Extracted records
* START *

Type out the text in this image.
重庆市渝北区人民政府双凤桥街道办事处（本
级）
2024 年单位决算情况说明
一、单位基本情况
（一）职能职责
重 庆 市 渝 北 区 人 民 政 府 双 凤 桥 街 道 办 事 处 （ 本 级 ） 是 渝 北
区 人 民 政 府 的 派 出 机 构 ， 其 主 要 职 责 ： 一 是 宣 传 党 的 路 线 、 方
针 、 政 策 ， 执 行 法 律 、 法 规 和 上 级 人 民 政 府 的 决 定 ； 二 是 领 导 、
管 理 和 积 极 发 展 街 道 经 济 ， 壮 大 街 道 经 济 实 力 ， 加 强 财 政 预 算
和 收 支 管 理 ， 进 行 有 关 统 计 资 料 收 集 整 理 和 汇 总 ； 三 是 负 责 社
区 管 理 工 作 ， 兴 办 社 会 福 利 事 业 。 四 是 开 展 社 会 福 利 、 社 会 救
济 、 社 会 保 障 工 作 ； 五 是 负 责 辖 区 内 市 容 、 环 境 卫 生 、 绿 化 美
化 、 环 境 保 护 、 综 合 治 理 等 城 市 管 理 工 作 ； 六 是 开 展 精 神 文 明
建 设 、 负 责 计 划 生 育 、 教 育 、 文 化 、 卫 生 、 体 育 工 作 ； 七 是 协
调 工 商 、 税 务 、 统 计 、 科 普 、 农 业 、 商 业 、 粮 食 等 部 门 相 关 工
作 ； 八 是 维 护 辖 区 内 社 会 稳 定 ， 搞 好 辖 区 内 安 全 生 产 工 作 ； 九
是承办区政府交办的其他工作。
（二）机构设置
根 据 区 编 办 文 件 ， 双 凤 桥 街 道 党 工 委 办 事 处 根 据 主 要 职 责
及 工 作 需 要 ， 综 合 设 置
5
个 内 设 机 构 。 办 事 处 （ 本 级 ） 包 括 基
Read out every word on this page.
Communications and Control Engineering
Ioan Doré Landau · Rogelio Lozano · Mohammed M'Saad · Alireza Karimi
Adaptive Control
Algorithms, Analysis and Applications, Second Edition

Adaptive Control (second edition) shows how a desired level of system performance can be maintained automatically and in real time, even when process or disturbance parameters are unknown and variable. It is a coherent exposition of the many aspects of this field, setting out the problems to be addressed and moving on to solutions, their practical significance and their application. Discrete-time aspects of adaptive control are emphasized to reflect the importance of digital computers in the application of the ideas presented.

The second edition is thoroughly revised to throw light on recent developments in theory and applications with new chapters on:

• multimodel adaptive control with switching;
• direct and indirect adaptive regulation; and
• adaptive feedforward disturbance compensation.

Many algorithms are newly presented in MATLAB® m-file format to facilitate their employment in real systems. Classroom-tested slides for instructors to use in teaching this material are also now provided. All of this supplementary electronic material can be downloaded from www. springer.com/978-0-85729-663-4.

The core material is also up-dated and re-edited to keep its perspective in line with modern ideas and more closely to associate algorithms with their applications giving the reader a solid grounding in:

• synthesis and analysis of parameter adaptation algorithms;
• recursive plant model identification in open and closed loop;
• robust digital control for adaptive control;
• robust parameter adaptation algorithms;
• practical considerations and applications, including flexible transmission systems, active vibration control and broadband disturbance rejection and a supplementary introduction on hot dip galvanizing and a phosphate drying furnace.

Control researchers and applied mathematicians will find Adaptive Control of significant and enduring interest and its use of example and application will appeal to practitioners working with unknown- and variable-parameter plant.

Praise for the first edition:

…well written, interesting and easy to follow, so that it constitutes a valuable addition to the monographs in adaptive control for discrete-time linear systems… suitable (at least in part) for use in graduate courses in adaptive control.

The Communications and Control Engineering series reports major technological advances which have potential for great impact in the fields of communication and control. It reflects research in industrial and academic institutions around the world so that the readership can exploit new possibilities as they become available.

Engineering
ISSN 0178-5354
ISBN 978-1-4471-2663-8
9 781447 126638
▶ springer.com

* END *
* START *

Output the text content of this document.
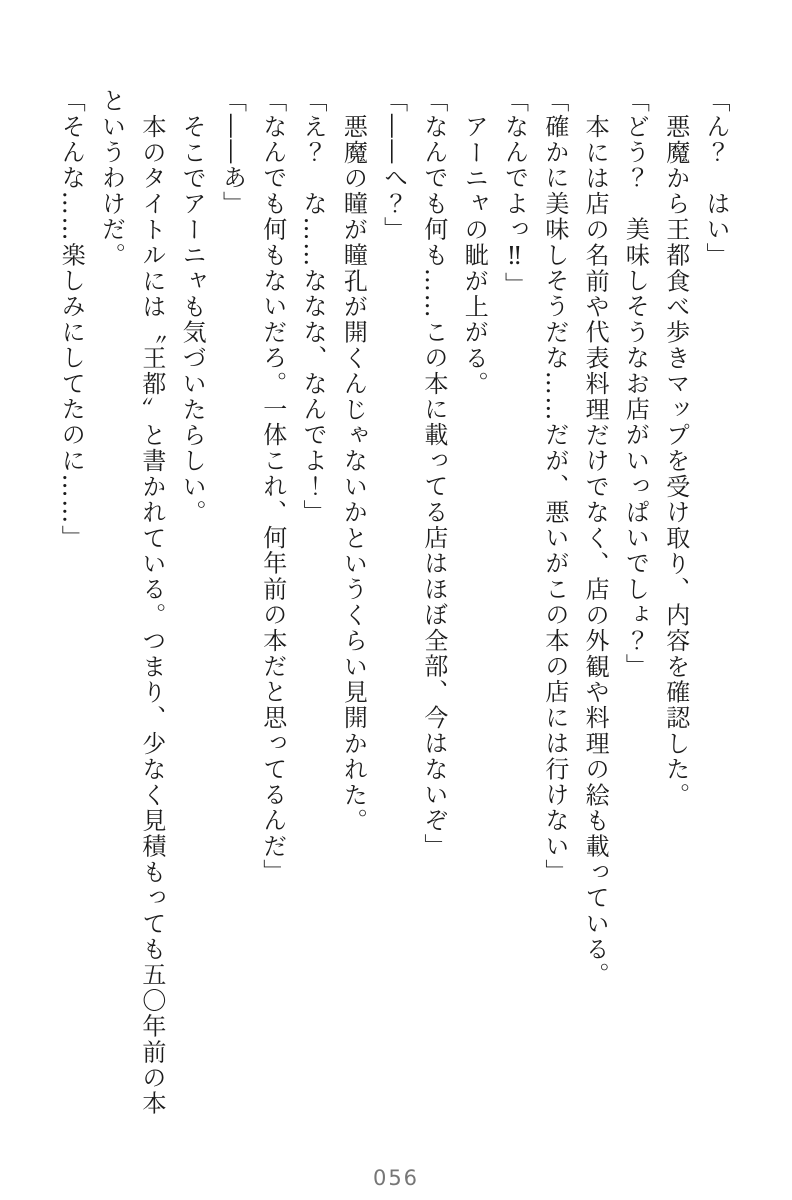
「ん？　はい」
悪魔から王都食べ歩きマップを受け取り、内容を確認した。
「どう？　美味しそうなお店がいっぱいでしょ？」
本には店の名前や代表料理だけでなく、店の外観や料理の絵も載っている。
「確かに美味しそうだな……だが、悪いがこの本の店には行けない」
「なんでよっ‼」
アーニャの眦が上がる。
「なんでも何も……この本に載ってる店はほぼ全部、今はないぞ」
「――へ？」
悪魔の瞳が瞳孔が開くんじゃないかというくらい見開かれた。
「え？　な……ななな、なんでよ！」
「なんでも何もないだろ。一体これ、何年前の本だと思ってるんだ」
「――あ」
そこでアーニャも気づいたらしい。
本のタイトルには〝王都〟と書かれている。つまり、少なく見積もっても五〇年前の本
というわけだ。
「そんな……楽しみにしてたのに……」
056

* END *

• The problem: Locate the word "that" in the data above. Copy every line carrying it.

• Final result:
…well written, interesting and easy to follow, so that it constitutes a valuable addition to the monographs in adaptive control for discrete-time linear systems… suitable (at least in part) for use in graduate courses in adaptive control.
The Communications and Control Engineering series reports major technological advances which have potential for great impact in the fields of communication and control. It reflects research in industrial and academic institutions around the world so that the readership can exploit new possibilities as they become available.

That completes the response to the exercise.